[Data entries]
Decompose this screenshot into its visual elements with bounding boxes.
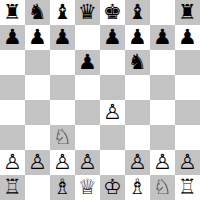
square-g4[interactable] xyxy=(150,100,175,125)
square-g1[interactable]: ♘ xyxy=(150,175,175,200)
square-h8[interactable]: ♜ xyxy=(175,0,200,25)
square-a8[interactable]: ♜ xyxy=(0,0,25,25)
square-d2[interactable]: ♙ xyxy=(75,150,100,175)
square-f7[interactable]: ♟ xyxy=(125,25,150,50)
square-a3[interactable] xyxy=(0,125,25,150)
square-g3[interactable] xyxy=(150,125,175,150)
square-f1[interactable]: ♗ xyxy=(125,175,150,200)
square-e3[interactable] xyxy=(100,125,125,150)
square-d1[interactable]: ♕ xyxy=(75,175,100,200)
square-f3[interactable] xyxy=(125,125,150,150)
square-e2[interactable] xyxy=(100,150,125,175)
square-d6[interactable]: ♟ xyxy=(75,50,100,75)
square-e7[interactable]: ♟ xyxy=(100,25,125,50)
square-c7[interactable]: ♟ xyxy=(50,25,75,50)
square-b4[interactable] xyxy=(25,100,50,125)
square-f4[interactable] xyxy=(125,100,150,125)
square-e1[interactable]: ♔ xyxy=(100,175,125,200)
square-c2[interactable]: ♙ xyxy=(50,150,75,175)
square-d4[interactable] xyxy=(75,100,100,125)
square-d3[interactable] xyxy=(75,125,100,150)
square-b8[interactable]: ♞ xyxy=(25,0,50,25)
square-c5[interactable] xyxy=(50,75,75,100)
square-b5[interactable] xyxy=(25,75,50,100)
square-a5[interactable] xyxy=(0,75,25,100)
square-h1[interactable]: ♖ xyxy=(175,175,200,200)
square-d7[interactable] xyxy=(75,25,100,50)
square-c3[interactable]: ♘ xyxy=(50,125,75,150)
square-d8[interactable]: ♛ xyxy=(75,0,100,25)
square-e5[interactable] xyxy=(100,75,125,100)
square-e8[interactable]: ♚ xyxy=(100,0,125,25)
square-g2[interactable]: ♙ xyxy=(150,150,175,175)
square-f5[interactable] xyxy=(125,75,150,100)
square-c1[interactable]: ♗ xyxy=(50,175,75,200)
square-f6[interactable]: ♞ xyxy=(125,50,150,75)
square-h5[interactable] xyxy=(175,75,200,100)
square-g7[interactable]: ♟ xyxy=(150,25,175,50)
square-h6[interactable] xyxy=(175,50,200,75)
square-a1[interactable]: ♖ xyxy=(0,175,25,200)
square-a4[interactable] xyxy=(0,100,25,125)
square-a6[interactable] xyxy=(0,50,25,75)
square-f2[interactable]: ♙ xyxy=(125,150,150,175)
square-b6[interactable] xyxy=(25,50,50,75)
square-f8[interactable]: ♝ xyxy=(125,0,150,25)
square-c6[interactable] xyxy=(50,50,75,75)
square-b1[interactable] xyxy=(25,175,50,200)
square-g8[interactable] xyxy=(150,0,175,25)
square-g5[interactable] xyxy=(150,75,175,100)
square-a2[interactable]: ♙ xyxy=(0,150,25,175)
square-c4[interactable] xyxy=(50,100,75,125)
square-b7[interactable]: ♟ xyxy=(25,25,50,50)
square-e6[interactable] xyxy=(100,50,125,75)
square-h7[interactable]: ♟ xyxy=(175,25,200,50)
square-b2[interactable]: ♙ xyxy=(25,150,50,175)
square-g6[interactable] xyxy=(150,50,175,75)
square-a7[interactable]: ♟ xyxy=(0,25,25,50)
square-e4[interactable]: ♙ xyxy=(100,100,125,125)
square-c8[interactable]: ♝ xyxy=(50,0,75,25)
square-h4[interactable] xyxy=(175,100,200,125)
chess-board: ♜♞♝♛♚♝♜♟♟♟♟♟♟♟♟♞♙♘♙♙♙♙♙♙♙♖♗♕♔♗♘♖ xyxy=(0,0,200,200)
square-h3[interactable] xyxy=(175,125,200,150)
square-d5[interactable] xyxy=(75,75,100,100)
square-b3[interactable] xyxy=(25,125,50,150)
square-h2[interactable]: ♙ xyxy=(175,150,200,175)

* **AIM OF THE EXERCISE**:
Return the lines above exactly as they appear, leaving out the picture.

* **SOLUTION TO THIS PROBLEM**:
Decompose this screenshot into its visual elements with bounding boxes.
square-g4[interactable] xyxy=(150,100,175,125)
square-g1[interactable]: ♘ xyxy=(150,175,175,200)
square-h8[interactable]: ♜ xyxy=(175,0,200,25)
square-a8[interactable]: ♜ xyxy=(0,0,25,25)
square-d2[interactable]: ♙ xyxy=(75,150,100,175)
square-f7[interactable]: ♟ xyxy=(125,25,150,50)
square-a3[interactable] xyxy=(0,125,25,150)
square-g3[interactable] xyxy=(150,125,175,150)
square-f1[interactable]: ♗ xyxy=(125,175,150,200)
square-e3[interactable] xyxy=(100,125,125,150)
square-d1[interactable]: ♕ xyxy=(75,175,100,200)
square-f3[interactable] xyxy=(125,125,150,150)
square-e2[interactable] xyxy=(100,150,125,175)
square-d6[interactable]: ♟ xyxy=(75,50,100,75)
square-e7[interactable]: ♟ xyxy=(100,25,125,50)
square-c7[interactable]: ♟ xyxy=(50,25,75,50)
square-b4[interactable] xyxy=(25,100,50,125)
square-f4[interactable] xyxy=(125,100,150,125)
square-e1[interactable]: ♔ xyxy=(100,175,125,200)
square-c2[interactable]: ♙ xyxy=(50,150,75,175)
square-d4[interactable] xyxy=(75,100,100,125)
square-d3[interactable] xyxy=(75,125,100,150)
square-b8[interactable]: ♞ xyxy=(25,0,50,25)
square-c5[interactable] xyxy=(50,75,75,100)
square-b5[interactable] xyxy=(25,75,50,100)
square-a5[interactable] xyxy=(0,75,25,100)
square-h1[interactable]: ♖ xyxy=(175,175,200,200)
square-d7[interactable] xyxy=(75,25,100,50)
square-c3[interactable]: ♘ xyxy=(50,125,75,150)
square-d8[interactable]: ♛ xyxy=(75,0,100,25)
square-e5[interactable] xyxy=(100,75,125,100)
square-e8[interactable]: ♚ xyxy=(100,0,125,25)
square-g2[interactable]: ♙ xyxy=(150,150,175,175)
square-f5[interactable] xyxy=(125,75,150,100)
square-c1[interactable]: ♗ xyxy=(50,175,75,200)
square-f6[interactable]: ♞ xyxy=(125,50,150,75)
square-h5[interactable] xyxy=(175,75,200,100)
square-g7[interactable]: ♟ xyxy=(150,25,175,50)
square-h6[interactable] xyxy=(175,50,200,75)
square-a1[interactable]: ♖ xyxy=(0,175,25,200)
square-a4[interactable] xyxy=(0,100,25,125)
square-a6[interactable] xyxy=(0,50,25,75)
square-f2[interactable]: ♙ xyxy=(125,150,150,175)
square-b6[interactable] xyxy=(25,50,50,75)
square-f8[interactable]: ♝ xyxy=(125,0,150,25)
square-c6[interactable] xyxy=(50,50,75,75)
square-b1[interactable] xyxy=(25,175,50,200)
square-g8[interactable] xyxy=(150,0,175,25)
square-g5[interactable] xyxy=(150,75,175,100)
square-a2[interactable]: ♙ xyxy=(0,150,25,175)
square-c4[interactable] xyxy=(50,100,75,125)
square-b7[interactable]: ♟ xyxy=(25,25,50,50)
square-e6[interactable] xyxy=(100,50,125,75)
square-h7[interactable]: ♟ xyxy=(175,25,200,50)
square-b2[interactable]: ♙ xyxy=(25,150,50,175)
square-g6[interactable] xyxy=(150,50,175,75)
square-a7[interactable]: ♟ xyxy=(0,25,25,50)
square-e4[interactable]: ♙ xyxy=(100,100,125,125)
square-c8[interactable]: ♝ xyxy=(50,0,75,25)
square-h4[interactable] xyxy=(175,100,200,125)
chess-board: ♜♞♝♛♚♝♜♟♟♟♟♟♟♟♟♞♙♘♙♙♙♙♙♙♙♖♗♕♔♗♘♖ xyxy=(0,0,200,200)
square-h3[interactable] xyxy=(175,125,200,150)
square-d5[interactable] xyxy=(75,75,100,100)
square-b3[interactable] xyxy=(25,125,50,150)
square-h2[interactable]: ♙ xyxy=(175,150,200,175)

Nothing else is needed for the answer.